_PROBLEM TO SOLVE:_ Transcribe all records exactly.

-- START TASK INPUTS --

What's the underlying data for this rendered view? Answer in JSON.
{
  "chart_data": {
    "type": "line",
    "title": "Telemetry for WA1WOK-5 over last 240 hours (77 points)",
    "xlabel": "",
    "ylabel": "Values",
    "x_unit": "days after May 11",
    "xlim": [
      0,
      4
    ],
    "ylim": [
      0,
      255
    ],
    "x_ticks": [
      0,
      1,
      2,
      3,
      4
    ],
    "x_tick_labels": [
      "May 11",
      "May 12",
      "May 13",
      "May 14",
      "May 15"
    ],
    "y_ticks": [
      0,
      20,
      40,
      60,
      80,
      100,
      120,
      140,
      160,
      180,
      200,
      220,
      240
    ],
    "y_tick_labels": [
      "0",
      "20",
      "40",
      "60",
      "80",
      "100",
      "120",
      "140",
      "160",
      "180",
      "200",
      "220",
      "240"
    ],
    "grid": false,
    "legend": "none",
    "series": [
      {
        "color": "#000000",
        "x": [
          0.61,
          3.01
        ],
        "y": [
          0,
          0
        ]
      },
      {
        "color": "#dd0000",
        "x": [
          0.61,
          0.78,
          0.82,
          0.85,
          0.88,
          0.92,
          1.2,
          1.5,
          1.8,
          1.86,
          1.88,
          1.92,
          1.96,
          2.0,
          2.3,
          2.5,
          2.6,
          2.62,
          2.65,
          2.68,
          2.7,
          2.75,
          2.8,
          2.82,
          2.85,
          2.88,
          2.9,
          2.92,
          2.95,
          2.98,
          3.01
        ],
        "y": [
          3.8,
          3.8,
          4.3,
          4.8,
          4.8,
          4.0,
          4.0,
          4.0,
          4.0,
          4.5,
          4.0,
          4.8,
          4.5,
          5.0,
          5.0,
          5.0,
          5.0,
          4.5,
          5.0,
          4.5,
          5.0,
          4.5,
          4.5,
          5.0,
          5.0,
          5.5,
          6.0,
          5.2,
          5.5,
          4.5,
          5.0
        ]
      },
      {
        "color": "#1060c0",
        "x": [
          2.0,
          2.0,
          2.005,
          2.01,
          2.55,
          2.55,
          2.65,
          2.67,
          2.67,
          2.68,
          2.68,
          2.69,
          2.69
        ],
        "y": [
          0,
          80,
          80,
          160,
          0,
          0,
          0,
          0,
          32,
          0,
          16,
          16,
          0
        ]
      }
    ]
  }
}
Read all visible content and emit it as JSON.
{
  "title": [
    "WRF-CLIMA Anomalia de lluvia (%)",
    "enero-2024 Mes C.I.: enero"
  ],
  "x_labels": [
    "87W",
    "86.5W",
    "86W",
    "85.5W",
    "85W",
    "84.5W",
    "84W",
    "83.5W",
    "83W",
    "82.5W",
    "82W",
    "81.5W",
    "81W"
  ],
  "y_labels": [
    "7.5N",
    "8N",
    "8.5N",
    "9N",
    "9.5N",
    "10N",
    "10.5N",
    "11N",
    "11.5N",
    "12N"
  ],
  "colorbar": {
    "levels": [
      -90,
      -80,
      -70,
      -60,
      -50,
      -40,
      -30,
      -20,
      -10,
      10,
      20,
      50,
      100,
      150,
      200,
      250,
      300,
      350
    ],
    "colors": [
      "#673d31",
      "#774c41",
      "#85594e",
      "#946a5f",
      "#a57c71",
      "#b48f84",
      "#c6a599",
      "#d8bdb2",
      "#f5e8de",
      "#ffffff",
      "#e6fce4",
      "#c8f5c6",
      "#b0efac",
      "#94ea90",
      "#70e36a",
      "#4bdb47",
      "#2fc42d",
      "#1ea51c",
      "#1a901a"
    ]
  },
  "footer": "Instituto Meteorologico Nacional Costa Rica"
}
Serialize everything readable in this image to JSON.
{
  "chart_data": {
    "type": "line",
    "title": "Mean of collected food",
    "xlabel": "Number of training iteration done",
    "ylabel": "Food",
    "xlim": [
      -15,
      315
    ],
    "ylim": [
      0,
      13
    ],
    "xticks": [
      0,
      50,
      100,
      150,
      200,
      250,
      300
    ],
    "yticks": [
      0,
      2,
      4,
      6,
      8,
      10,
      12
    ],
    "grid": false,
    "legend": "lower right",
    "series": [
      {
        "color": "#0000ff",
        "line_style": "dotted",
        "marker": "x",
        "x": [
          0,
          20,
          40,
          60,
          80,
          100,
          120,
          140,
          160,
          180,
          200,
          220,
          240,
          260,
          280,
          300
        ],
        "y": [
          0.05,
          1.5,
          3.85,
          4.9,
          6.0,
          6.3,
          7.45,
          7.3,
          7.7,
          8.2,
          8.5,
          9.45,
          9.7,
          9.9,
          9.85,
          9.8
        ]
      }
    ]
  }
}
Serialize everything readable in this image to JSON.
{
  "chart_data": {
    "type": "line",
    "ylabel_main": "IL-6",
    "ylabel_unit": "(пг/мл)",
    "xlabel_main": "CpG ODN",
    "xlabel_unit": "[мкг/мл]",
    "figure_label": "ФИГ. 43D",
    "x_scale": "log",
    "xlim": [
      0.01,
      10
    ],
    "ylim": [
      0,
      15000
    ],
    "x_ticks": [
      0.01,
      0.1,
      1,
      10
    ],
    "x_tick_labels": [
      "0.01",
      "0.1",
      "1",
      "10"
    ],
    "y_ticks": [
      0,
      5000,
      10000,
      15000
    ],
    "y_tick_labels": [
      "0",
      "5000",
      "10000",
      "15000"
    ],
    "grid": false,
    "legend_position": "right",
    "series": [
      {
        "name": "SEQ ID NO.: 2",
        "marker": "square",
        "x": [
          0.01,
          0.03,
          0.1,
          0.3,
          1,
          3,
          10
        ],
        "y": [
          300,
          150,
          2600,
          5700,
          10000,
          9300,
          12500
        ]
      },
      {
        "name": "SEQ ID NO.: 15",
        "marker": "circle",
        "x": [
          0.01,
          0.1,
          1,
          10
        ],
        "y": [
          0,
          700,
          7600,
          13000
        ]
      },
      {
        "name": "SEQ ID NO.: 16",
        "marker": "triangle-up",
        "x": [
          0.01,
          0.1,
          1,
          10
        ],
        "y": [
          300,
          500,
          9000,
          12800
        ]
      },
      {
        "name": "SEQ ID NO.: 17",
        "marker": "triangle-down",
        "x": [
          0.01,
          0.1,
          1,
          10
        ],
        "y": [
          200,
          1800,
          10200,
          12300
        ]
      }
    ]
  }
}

-- END TASK INPUTS --

_RIGHT ANSWER:_
What's the underlying data for this rendered view? Answer in JSON.
{
  "chart_data": {
    "type": "line",
    "title": "Telemetry for WA1WOK-5 over last 240 hours (77 points)",
    "xlabel": "",
    "ylabel": "Values",
    "x_unit": "days after May 11",
    "xlim": [
      0,
      4
    ],
    "ylim": [
      0,
      255
    ],
    "x_ticks": [
      0,
      1,
      2,
      3,
      4
    ],
    "x_tick_labels": [
      "May 11",
      "May 12",
      "May 13",
      "May 14",
      "May 15"
    ],
    "y_ticks": [
      0,
      20,
      40,
      60,
      80,
      100,
      120,
      140,
      160,
      180,
      200,
      220,
      240
    ],
    "y_tick_labels": [
      "0",
      "20",
      "40",
      "60",
      "80",
      "100",
      "120",
      "140",
      "160",
      "180",
      "200",
      "220",
      "240"
    ],
    "grid": false,
    "legend": "none",
    "series": [
      {
        "color": "#000000",
        "x": [
          0.61,
          3.01
        ],
        "y": [
          0,
          0
        ]
      },
      {
        "color": "#dd0000",
        "x": [
          0.61,
          0.78,
          0.82,
          0.85,
          0.88,
          0.92,
          1.2,
          1.5,
          1.8,
          1.86,
          1.88,
          1.92,
          1.96,
          2.0,
          2.3,
          2.5,
          2.6,
          2.62,
          2.65,
          2.68,
          2.7,
          2.75,
          2.8,
          2.82,
          2.85,
          2.88,
          2.9,
          2.92,
          2.95,
          2.98,
          3.01
        ],
        "y": [
          3.8,
          3.8,
          4.3,
          4.8,
          4.8,
          4.0,
          4.0,
          4.0,
          4.0,
          4.5,
          4.0,
          4.8,
          4.5,
          5.0,
          5.0,
          5.0,
          5.0,
          4.5,
          5.0,
          4.5,
          5.0,
          4.5,
          4.5,
          5.0,
          5.0,
          5.5,
          6.0,
          5.2,
          5.5,
          4.5,
          5.0
        ]
      },
      {
        "color": "#1060c0",
        "x": [
          2.0,
          2.0,
          2.005,
          2.01,
          2.55,
          2.55,
          2.65,
          2.67,
          2.67,
          2.68,
          2.68,
          2.69,
          2.69
        ],
        "y": [
          0,
          80,
          80,
          160,
          0,
          0,
          0,
          0,
          32,
          0,
          16,
          16,
          0
        ]
      }
    ]
  }
}
Read all visible content and emit it as JSON.
{
  "title": [
    "WRF-CLIMA Anomalia de lluvia (%)",
    "enero-2024 Mes C.I.: enero"
  ],
  "x_labels": [
    "87W",
    "86.5W",
    "86W",
    "85.5W",
    "85W",
    "84.5W",
    "84W",
    "83.5W",
    "83W",
    "82.5W",
    "82W",
    "81.5W",
    "81W"
  ],
  "y_labels": [
    "7.5N",
    "8N",
    "8.5N",
    "9N",
    "9.5N",
    "10N",
    "10.5N",
    "11N",
    "11.5N",
    "12N"
  ],
  "colorbar": {
    "levels": [
      -90,
      -80,
      -70,
      -60,
      -50,
      -40,
      -30,
      -20,
      -10,
      10,
      20,
      50,
      100,
      150,
      200,
      250,
      300,
      350
    ],
    "colors": [
      "#673d31",
      "#774c41",
      "#85594e",
      "#946a5f",
      "#a57c71",
      "#b48f84",
      "#c6a599",
      "#d8bdb2",
      "#f5e8de",
      "#ffffff",
      "#e6fce4",
      "#c8f5c6",
      "#b0efac",
      "#94ea90",
      "#70e36a",
      "#4bdb47",
      "#2fc42d",
      "#1ea51c",
      "#1a901a"
    ]
  },
  "footer": "Instituto Meteorologico Nacional Costa Rica"
}
Serialize everything readable in this image to JSON.
{
  "chart_data": {
    "type": "line",
    "title": "Mean of collected food",
    "xlabel": "Number of training iteration done",
    "ylabel": "Food",
    "xlim": [
      -15,
      315
    ],
    "ylim": [
      0,
      13
    ],
    "xticks": [
      0,
      50,
      100,
      150,
      200,
      250,
      300
    ],
    "yticks": [
      0,
      2,
      4,
      6,
      8,
      10,
      12
    ],
    "grid": false,
    "legend": "lower right",
    "series": [
      {
        "color": "#0000ff",
        "line_style": "dotted",
        "marker": "x",
        "x": [
          0,
          20,
          40,
          60,
          80,
          100,
          120,
          140,
          160,
          180,
          200,
          220,
          240,
          260,
          280,
          300
        ],
        "y": [
          0.05,
          1.5,
          3.85,
          4.9,
          6.0,
          6.3,
          7.45,
          7.3,
          7.7,
          8.2,
          8.5,
          9.45,
          9.7,
          9.9,
          9.85,
          9.8
        ]
      }
    ]
  }
}
Serialize everything readable in this image to JSON.
{
  "chart_data": {
    "type": "line",
    "ylabel_main": "IL-6",
    "ylabel_unit": "(пг/мл)",
    "xlabel_main": "CpG ODN",
    "xlabel_unit": "[мкг/мл]",
    "figure_label": "ФИГ. 43D",
    "x_scale": "log",
    "xlim": [
      0.01,
      10
    ],
    "ylim": [
      0,
      15000
    ],
    "x_ticks": [
      0.01,
      0.1,
      1,
      10
    ],
    "x_tick_labels": [
      "0.01",
      "0.1",
      "1",
      "10"
    ],
    "y_ticks": [
      0,
      5000,
      10000,
      15000
    ],
    "y_tick_labels": [
      "0",
      "5000",
      "10000",
      "15000"
    ],
    "grid": false,
    "legend_position": "right",
    "series": [
      {
        "name": "SEQ ID NO.: 2",
        "marker": "square",
        "x": [
          0.01,
          0.03,
          0.1,
          0.3,
          1,
          3,
          10
        ],
        "y": [
          300,
          150,
          2600,
          5700,
          10000,
          9300,
          12500
        ]
      },
      {
        "name": "SEQ ID NO.: 15",
        "marker": "circle",
        "x": [
          0.01,
          0.1,
          1,
          10
        ],
        "y": [
          0,
          700,
          7600,
          13000
        ]
      },
      {
        "name": "SEQ ID NO.: 16",
        "marker": "triangle-up",
        "x": [
          0.01,
          0.1,
          1,
          10
        ],
        "y": [
          300,
          500,
          9000,
          12800
        ]
      },
      {
        "name": "SEQ ID NO.: 17",
        "marker": "triangle-down",
        "x": [
          0.01,
          0.1,
          1,
          10
        ],
        "y": [
          200,
          1800,
          10200,
          12300
        ]
      }
    ]
  }
}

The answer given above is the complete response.